● **Exercise**
Compile every line that includes the word "title".

● **Material supplied**
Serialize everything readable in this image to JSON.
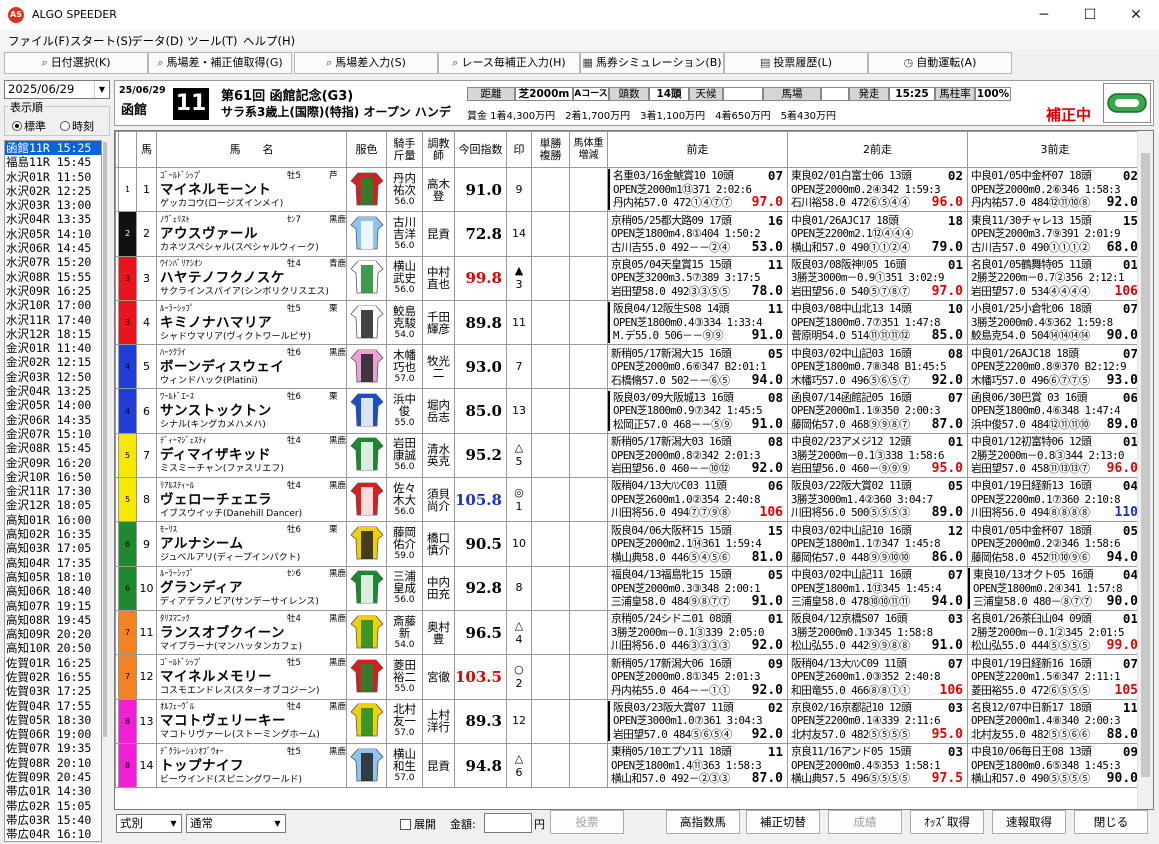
{
  "window": {
    "title": "ALGO SPEEDER",
    "icon_text": "AS",
    "min": "─",
    "max": "☐",
    "close": "✕"
  },
  "menu": [
    "ファイル(F)",
    "スタート(S)",
    "データ(D)",
    "ツール(T)",
    "ヘルプ(H)"
  ],
  "toolbar": [
    "日付選択(K)",
    "馬場差・補正値取得(G)",
    "馬場差入力(S)",
    "レース毎補正入力(H)",
    "馬券シミュレーション(B)",
    "投票履歴(L)",
    "自動運転(A)"
  ],
  "date": "2025/06/29",
  "display_mode": {
    "title": "表示順",
    "options": [
      "標準",
      "時刻"
    ],
    "selected": 0
  },
  "races": [
    "函館11R 15:25",
    "福島11R 15:45",
    "水沢01R 11:50",
    "水沢02R 12:25",
    "水沢03R 13:00",
    "水沢04R 13:35",
    "水沢05R 14:10",
    "水沢06R 14:45",
    "水沢07R 15:20",
    "水沢08R 15:55",
    "水沢09R 16:25",
    "水沢10R 17:00",
    "水沢11R 17:40",
    "水沢12R 18:15",
    "金沢01R 11:40",
    "金沢02R 12:15",
    "金沢03R 12:50",
    "金沢04R 13:25",
    "金沢05R 14:00",
    "金沢06R 14:35",
    "金沢07R 15:10",
    "金沢08R 15:45",
    "金沢09R 16:20",
    "金沢10R 16:50",
    "金沢11R 17:30",
    "金沢12R 18:05",
    "高知01R 16:00",
    "高知02R 16:35",
    "高知03R 17:05",
    "高知04R 17:35",
    "高知05R 18:10",
    "高知06R 18:40",
    "高知07R 19:15",
    "高知08R 19:45",
    "高知09R 20:20",
    "高知10R 20:50",
    "佐賀01R 16:25",
    "佐賀02R 16:55",
    "佐賀03R 17:25",
    "佐賀04R 17:55",
    "佐賀05R 18:30",
    "佐賀06R 19:00",
    "佐賀07R 19:35",
    "佐賀08R 20:10",
    "佐賀09R 20:45",
    "帯広01R 14:30",
    "帯広02R 15:05",
    "帯広03R 15:40",
    "帯広04R 16:10"
  ],
  "race": {
    "date": "25/06/29",
    "course": "函館",
    "number": "11",
    "title": "第61回 函館記念(G3)",
    "cond": "サラ系3歳上(国際)(特指) オープン ハンデ",
    "prize": "賞金 1着4,300万円　2着1,700万円　3着1,100万円　4着650万円　5着430万円",
    "dist_lbl": "距離",
    "dist": "芝2000m",
    "course_type": "Aコース",
    "heads_lbl": "頭数",
    "heads": "14頭",
    "weather_lbl": "天候",
    "weather": "",
    "baba_lbl": "馬場",
    "baba": "",
    "start_lbl": "発走",
    "start": "15:25",
    "rate_lbl": "馬柱率",
    "rate": "100%",
    "correction": "補正中"
  },
  "columns": {
    "umaban": "馬",
    "name": "馬　　名",
    "silk": "服色",
    "jockey": "騎手\n斤量",
    "trainer": "調教\n師",
    "index": "今回指数",
    "mark": "印",
    "odds": "単勝\n複勝",
    "weight": "馬体重\n増減",
    "prev1": "前走",
    "prev2": "2前走",
    "prev3": "3前走"
  },
  "horses": [
    {
      "waku": 1,
      "umaban": "1",
      "sire": "ｺﾞｰﾙﾄﾞｼｯﾌﾟ",
      "sex": "牡5",
      "region": "芦",
      "name": "マイネルモーント",
      "dam": "ゲッカコウ(ロージズインメイ)",
      "jockey": "丹内\n祐次",
      "weight": "56.0",
      "trainer": "高木\n登",
      "index": "91.0",
      "index_color": "#000",
      "mark": "",
      "pop": "9",
      "silk": [
        "#d42020",
        "#1a8a2e"
      ],
      "prev": [
        [
          "名重03/16金鯱賞10 10頭",
          "07",
          "OPEN芝2000m1⑬371 2:02:6",
          "丹内祐57.0 472①④⑦⑦",
          "97.0",
          "#e00000",
          1
        ],
        [
          "東良02/01白富士06 13頭",
          "02",
          "OPEN芝2000m0.2④342 1:59:3",
          "石川裕58.0 472⑥⑤④④",
          "96.0",
          "#e00000",
          0
        ],
        [
          "中良01/05中金杯07 18頭",
          "02",
          "OPEN芝2000m0.2⑥346 1:58:3",
          "丹内祐57.0 484⑫⑪⑩⑧",
          "92.0",
          "#000",
          0
        ]
      ]
    },
    {
      "waku": 2,
      "umaban": "2",
      "sire": "ﾉｳﾞｪﾘｽﾄ",
      "sex": "ｾﾝ7",
      "region": "黒鹿",
      "name": "アウスヴァール",
      "dam": "カネツスペシャル(スペシャルウィーク)",
      "jockey": "古川\n吉洋",
      "weight": "56.0",
      "trainer": "昆貢",
      "index": "72.8",
      "index_color": "#000",
      "mark": "",
      "pop": "14",
      "silk": [
        "#8cc6f0",
        "#ffffff"
      ],
      "prev": [
        [
          "京稍05/25都大路09 17頭",
          "16",
          "OPEN芝1800m4.8①404 1:50:2",
          "古川吉55.0 492－－②④",
          "53.0",
          "#000",
          0
        ],
        [
          "中良01/26AJC17 18頭",
          "18",
          "OPEN芝2200m2.1⑫④④④",
          "横山和57.0 490①①②④",
          "79.0",
          "#000",
          0
        ],
        [
          "東良11/30チャレ13 15頭",
          "15",
          "OPEN芝2000m3.7⑨391 2:01:9",
          "古川吉57.0 490①①①②",
          "68.0",
          "#000",
          0
        ]
      ]
    },
    {
      "waku": 3,
      "umaban": "3",
      "sire": "ｳｲﾝﾊﾞﾘｱｼｵﾝ",
      "sex": "牡4",
      "region": "青鹿",
      "name": "ハヤテノフクノスケ",
      "dam": "サクラインスパイア(シンボリクリスエス)",
      "jockey": "横山\n武史",
      "weight": "56.0",
      "trainer": "中村\n直也",
      "index": "99.8",
      "index_color": "#e00000",
      "mark": "▲",
      "pop": "3",
      "silk": [
        "#ffffff",
        "#1a8a2e"
      ],
      "prev": [
        [
          "京良05/04天皇賞15 15頭",
          "11",
          "OPEN芝3200m3.5⑦389 3:17:5",
          "岩田望58.0 492③③⑤⑤",
          "78.0",
          "#000",
          0
        ],
        [
          "阪良03/08阪神ﾘ05 16頭",
          "01",
          "3勝芝3000m－0.9①351 3:02:9",
          "岩田望56.0 540⑤⑦⑧⑦",
          "97.0",
          "#e00000",
          0
        ],
        [
          "名良01/05鶴舞特05 11頭",
          "01",
          "2勝芝2200m－0.7②356 2:12:1",
          "岩田望57.0 534④④④④",
          "106",
          "#e00000",
          0
        ]
      ]
    },
    {
      "waku": 3,
      "umaban": "4",
      "sire": "ﾙｰﾗｰｼｯﾌﾟ",
      "sex": "牡5",
      "region": "栗",
      "name": "キミノナハマリア",
      "dam": "シャドウマリア(ヴィクトワールピサ)",
      "jockey": "鮫島\n克駿",
      "weight": "54.0",
      "trainer": "千田\n輝彦",
      "index": "89.8",
      "index_color": "#000",
      "mark": "",
      "pop": "11",
      "silk": [
        "#ffffff",
        "#222222"
      ],
      "prev": [
        [
          "阪良04/12阪生S08 14頭",
          "11",
          "OPEN芝1800m0.4③334 1:33:4",
          "M.デ55.0 506－－⑨⑨",
          "91.0",
          "#000",
          1
        ],
        [
          "中良03/08中山北13 14頭",
          "10",
          "OPEN芝1800m0.7⑦351 1:47:8",
          "菅原明54.0 514⑪⑪⑪⑫",
          "85.0",
          "#000",
          0
        ],
        [
          "小良01/25小倉牝06 18頭",
          "07",
          "3勝芝2000m0.4⑤362 1:59:8",
          "鮫島克54.0 504⑭⑭⑭⑭",
          "90.0",
          "#000",
          0
        ]
      ]
    },
    {
      "waku": 4,
      "umaban": "5",
      "sire": "ﾊｰﾂｸﾗｲ",
      "sex": "牡6",
      "region": "黒鹿",
      "name": "ボーンディスウェイ",
      "dam": "ウィンドハック(Platini)",
      "jockey": "木幡\n巧也",
      "weight": "57.0",
      "trainer": "牧光\n二",
      "index": "93.0",
      "index_color": "#000",
      "mark": "",
      "pop": "7",
      "silk": [
        "#f0a0d8",
        "#222222"
      ],
      "prev": [
        [
          "新稍05/17新潟大15 16頭",
          "05",
          "OPEN芝2000m0.6⑥347 B2:01:1",
          "石橋脩57.0 502－－⑥⑤",
          "94.0",
          "#000",
          0
        ],
        [
          "中良03/02中山記03 16頭",
          "08",
          "OPEN芝1800m0.7⑧348 B1:45:5",
          "木幡巧57.0 496⑤⑥⑤⑦",
          "92.0",
          "#000",
          0
        ],
        [
          "中良01/26AJC18 18頭",
          "07",
          "OPEN芝2200m0.8⑨370 B2:12:9",
          "木幡巧57.0 496⑥⑦⑦⑤",
          "93.0",
          "#000",
          0
        ]
      ]
    },
    {
      "waku": 4,
      "umaban": "6",
      "sire": "ﾜｰﾙﾄﾞｴｰｽ",
      "sex": "牡6",
      "region": "栗",
      "name": "サンストックトン",
      "dam": "シナル(キングカメハメハ)",
      "jockey": "浜中\n俊",
      "weight": "55.0",
      "trainer": "堀内\n岳志",
      "index": "85.0",
      "index_color": "#000",
      "mark": "",
      "pop": "13",
      "silk": [
        "#1a4fc8",
        "#ffffff"
      ],
      "prev": [
        [
          "阪良03/09大阪城13 16頭",
          "08",
          "OPEN芝1800m0.9⑦342 1:45:5",
          "松岡正57.0 468－－⑤⑨",
          "91.0",
          "#000",
          1
        ],
        [
          "函良07/14函館記05 16頭",
          "07",
          "OPEN芝2000m1.1⑨350 2:00:3",
          "藤岡佑57.0 468⑨⑨⑧⑦",
          "87.0",
          "#000",
          0
        ],
        [
          "函良06/30巴賞 03 16頭",
          "06",
          "OPEN芝1800m0.4⑥348 1:47:4",
          "浜中俊57.0 484⑫⑪⑪⑩",
          "89.0",
          "#000",
          0
        ]
      ]
    },
    {
      "waku": 5,
      "umaban": "7",
      "sire": "ﾃﾞｨｰﾏｼﾞｪｽﾃｨ",
      "sex": "牡4",
      "region": "黒鹿",
      "name": "ディマイザキッド",
      "dam": "ミスミーチャン(ファスリエフ)",
      "jockey": "岩田\n康誠",
      "weight": "56.0",
      "trainer": "清水\n英克",
      "index": "95.2",
      "index_color": "#000",
      "mark": "△",
      "pop": "5",
      "silk": [
        "#1a8a2e",
        "#ffffff"
      ],
      "prev": [
        [
          "新稍05/17新潟大03 16頭",
          "08",
          "OPEN芝2000m0.8②342 2:01:3",
          "岩田望56.0 460－－⑩⑫",
          "92.0",
          "#000",
          0
        ],
        [
          "中良02/23アメジ12 12頭",
          "01",
          "3勝芝2000m－0.1③338 1:58:6",
          "岩田望56.0 460－⑨⑨⑨",
          "95.0",
          "#e00000",
          0
        ],
        [
          "中良01/12初富特06 12頭",
          "01",
          "2勝芝2000m－0.8③344 2:13:0",
          "岩田望57.0 458⑪⑬⑬⑦",
          "96.0",
          "#e00000",
          0
        ]
      ]
    },
    {
      "waku": 5,
      "umaban": "8",
      "sire": "ﾘｱﾙｽﾃｨｰﾙ",
      "sex": "牡4",
      "region": "黒鹿",
      "name": "ヴェローチェエラ",
      "dam": "イブスウイッチ(Danehill Dancer)",
      "jockey": "佐々\n木大",
      "weight": "56.0",
      "trainer": "須貝\n尚介",
      "index": "105.8",
      "index_color": "#1a2fd0",
      "mark": "◎",
      "pop": "1",
      "silk": [
        "#d42020",
        "#ffffff"
      ],
      "prev": [
        [
          "阪稍04/13大ﾊﾝC03 11頭",
          "06",
          "OPEN芝2600m1.0②354 2:40:8",
          "川田将56.0 494⑦⑦⑨⑧",
          "106",
          "#e00000",
          0
        ],
        [
          "阪良03/22阪大賞02 11頭",
          "05",
          "3勝芝3000m1.4②360 3:04:7",
          "川田将56.0 500⑤⑤⑤③",
          "89.0",
          "#000",
          0
        ],
        [
          "中良01/19日経新13 16頭",
          "04",
          "OPEN芝2200m0.1⑦360 2:10:8",
          "川田将56.0 494⑧⑧⑧⑧",
          "110",
          "#1a2fd0",
          0
        ]
      ]
    },
    {
      "waku": 6,
      "umaban": "9",
      "sire": "ﾓｰﾘｽ",
      "sex": "牡6",
      "region": "栗",
      "name": "アルナシーム",
      "dam": "ジュベルアリ(ディープインパクト)",
      "jockey": "藤岡\n佑介",
      "weight": "59.0",
      "trainer": "橋口\n慎介",
      "index": "90.5",
      "index_color": "#000",
      "mark": "",
      "pop": "10",
      "silk": [
        "#f0d000",
        "#222222"
      ],
      "prev": [
        [
          "阪良04/06大阪杯15 15頭",
          "15",
          "OPEN芝2000m2.1⑭361 1:59:4",
          "横山典58.0 446⑤④⑤⑥",
          "81.0",
          "#000",
          0
        ],
        [
          "中良03/02中山記10 16頭",
          "12",
          "OPEN芝1800m1.1⑦347 1:45:8",
          "藤岡佑57.0 448⑨⑨⑩⑩",
          "86.0",
          "#000",
          0
        ],
        [
          "中良01/05中金杯07 18頭",
          "05",
          "OPEN芝2000m0.2②346 1:58:6",
          "藤岡佑58.0 452⑪⑩⑨⑥",
          "94.0",
          "#000",
          0
        ]
      ]
    },
    {
      "waku": 6,
      "umaban": "10",
      "sire": "ﾙｰﾗｰｼｯﾌﾟ",
      "sex": "ｾﾝ6",
      "region": "黒鹿",
      "name": "グランディア",
      "dam": "ディアデラノビア(サンデーサイレンス)",
      "jockey": "三浦\n皇成",
      "weight": "56.0",
      "trainer": "中内\n田充",
      "index": "92.8",
      "index_color": "#000",
      "mark": "",
      "pop": "8",
      "silk": [
        "#1a8a2e",
        "#ffffff"
      ],
      "prev": [
        [
          "福良04/13福島牝15 15頭",
          "05",
          "OPEN芝2000m0.3③348 2:00:1",
          "三浦皇58.0 484⑨⑧⑦⑦",
          "91.0",
          "#000",
          0
        ],
        [
          "中良03/02中山記11 16頭",
          "07",
          "OPEN芝1800m1.1⑬345 1:45:4",
          "三浦皇58.0 478⑩⑩⑪⑪",
          "94.0",
          "#000",
          0
        ],
        [
          "東良10/13オクト05 16頭",
          "04",
          "OPEN芝1800m0.2④341 1:57:8",
          "三浦皇58.0 480－⑧⑦⑦",
          "90.0",
          "#000",
          1
        ]
      ]
    },
    {
      "waku": 7,
      "umaban": "11",
      "sire": "ﾀﾘｽﾏﾆｯｸ",
      "sex": "牡4",
      "region": "黒鹿",
      "name": "ランスオブクイーン",
      "dam": "マイプラーナ(マンハッタンカフェ)",
      "jockey": "斎藤\n新",
      "weight": "54.0",
      "trainer": "奥村\n豊",
      "index": "96.5",
      "index_color": "#000",
      "mark": "△",
      "pop": "4",
      "silk": [
        "#f0d000",
        "#1a8a2e"
      ],
      "prev": [
        [
          "京稍05/24シドニ01 08頭",
          "01",
          "3勝芝2000m－0.1③339 2:05:0",
          "川田将56.0 446③③③③",
          "92.0",
          "#000",
          0
        ],
        [
          "阪良04/12京橋S07 16頭",
          "03",
          "3勝芝2000m0.1③345 1:58:8",
          "松山弘55.0 442⑨⑨⑧⑧",
          "91.0",
          "#000",
          0
        ],
        [
          "名良01/26茶臼山04 09頭",
          "01",
          "2勝芝2000m－0.1②345 2:01:5",
          "松山弘55.0 444⑤⑤⑤⑤",
          "99.0",
          "#e00000",
          0
        ]
      ]
    },
    {
      "waku": 7,
      "umaban": "12",
      "sire": "ｺﾞｰﾙﾄﾞｼｯﾌﾟ",
      "sex": "牡5",
      "region": "黒鹿",
      "name": "マイネルメモリー",
      "dam": "コスモエンドレス(スターオブコジーン)",
      "jockey": "菱田\n裕二",
      "weight": "55.0",
      "trainer": "宮徹",
      "index": "103.5",
      "index_color": "#e00000",
      "mark": "○",
      "pop": "2",
      "silk": [
        "#d42020",
        "#1a8a2e"
      ],
      "prev": [
        [
          "新稍05/17新潟大06 16頭",
          "09",
          "OPEN芝2000m0.8①345 2:01:3",
          "丹内祐55.0 464－－①①",
          "92.0",
          "#000",
          0
        ],
        [
          "阪稍04/13大ﾊﾝC09 11頭",
          "07",
          "OPEN芝2600m1.0③352 2:40:8",
          "和田竜55.0 466⑧⑧①①",
          "106",
          "#e00000",
          0
        ],
        [
          "中良01/19日経新16 16頭",
          "07",
          "OPEN芝2200m1.5⑥347 2:11:1",
          "菱田裕55.0 472⑥⑤⑤⑤",
          "105",
          "#e00000",
          0
        ]
      ]
    },
    {
      "waku": 8,
      "umaban": "13",
      "sire": "ｵﾙﾌｪｰｳﾞﾙ",
      "sex": "牡4",
      "region": "黒鹿",
      "name": "マコトヴェリーキー",
      "dam": "マコトリヴァーレ(ストーミングホーム)",
      "jockey": "北村\n友一",
      "weight": "57.0",
      "trainer": "上村\n洋行",
      "index": "89.3",
      "index_color": "#000",
      "mark": "",
      "pop": "12",
      "silk": [
        "#f0d000",
        "#1a8a2e"
      ],
      "prev": [
        [
          "阪良03/23阪大賞07 11頭",
          "02",
          "OPEN芝3000m1.0⑦361 3:04:3",
          "岩田望57.0 484⑤⑥⑤④",
          "92.0",
          "#000",
          1
        ],
        [
          "京良02/16京都記10 12頭",
          "03",
          "OPEN芝2200m0.1④339 2:11:6",
          "北村友57.0 482⑤⑤⑤⑤",
          "95.0",
          "#e00000",
          0
        ],
        [
          "名良12/07中日新17 18頭",
          "11",
          "OPEN芝2000m1.4⑧340 2:00:3",
          "北村友55.0 482⑤⑤⑥⑥",
          "88.0",
          "#000",
          0
        ]
      ]
    },
    {
      "waku": 8,
      "umaban": "14",
      "sire": "ﾃﾞｸﾗﾚｰｼｮﾝｵﾌﾞｳｫｰ",
      "sex": "牡5",
      "region": "黒鹿",
      "name": "トップナイフ",
      "dam": "ビーウインド(スピニングワールド)",
      "jockey": "横山\n和生",
      "weight": "57.0",
      "trainer": "昆貢",
      "index": "94.8",
      "index_color": "#000",
      "mark": "△",
      "pop": "6",
      "silk": [
        "#8cc6f0",
        "#222222"
      ],
      "prev": [
        [
          "東稍05/10エプソ11 18頭",
          "11",
          "OPEN芝1800m1.4⑪363 1:58:3",
          "横山和57.0 492－②③③",
          "87.0",
          "#000",
          0
        ],
        [
          "京良11/16アンド05 15頭",
          "03",
          "OPEN芝2000m0.4⑤353 1:58:1",
          "横山典57.5 496⑤⑤⑤⑤",
          "97.5",
          "#e00000",
          0
        ],
        [
          "中良10/06毎日王08 13頭",
          "09",
          "OPEN芝1800m0.6⑤348 1:45:3",
          "横山和57.0 490⑤⑤⑤⑤",
          "90.0",
          "#000",
          0
        ]
      ]
    }
  ],
  "waku_colors": [
    "#ffffff",
    "#111111",
    "#e8141e",
    "#1f3fd6",
    "#f6e800",
    "#1e8a2e",
    "#f58220",
    "#f31fd7"
  ],
  "bottom": {
    "sort": "式別",
    "type": "通常",
    "expand": "展開",
    "amount_lbl": "金額:",
    "yen": "円",
    "vote": "投票",
    "high_idx": "高指数馬",
    "toggle": "補正切替",
    "result": "成績",
    "odds": "ｵｯｽﾞ取得",
    "fast": "速報取得",
    "close": "閉じる"
  }
}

● **Complete answer**
    "title": "ALGO SPEEDER",
    "title": "表示順",
    "title": "第61回 函館記念(G3)",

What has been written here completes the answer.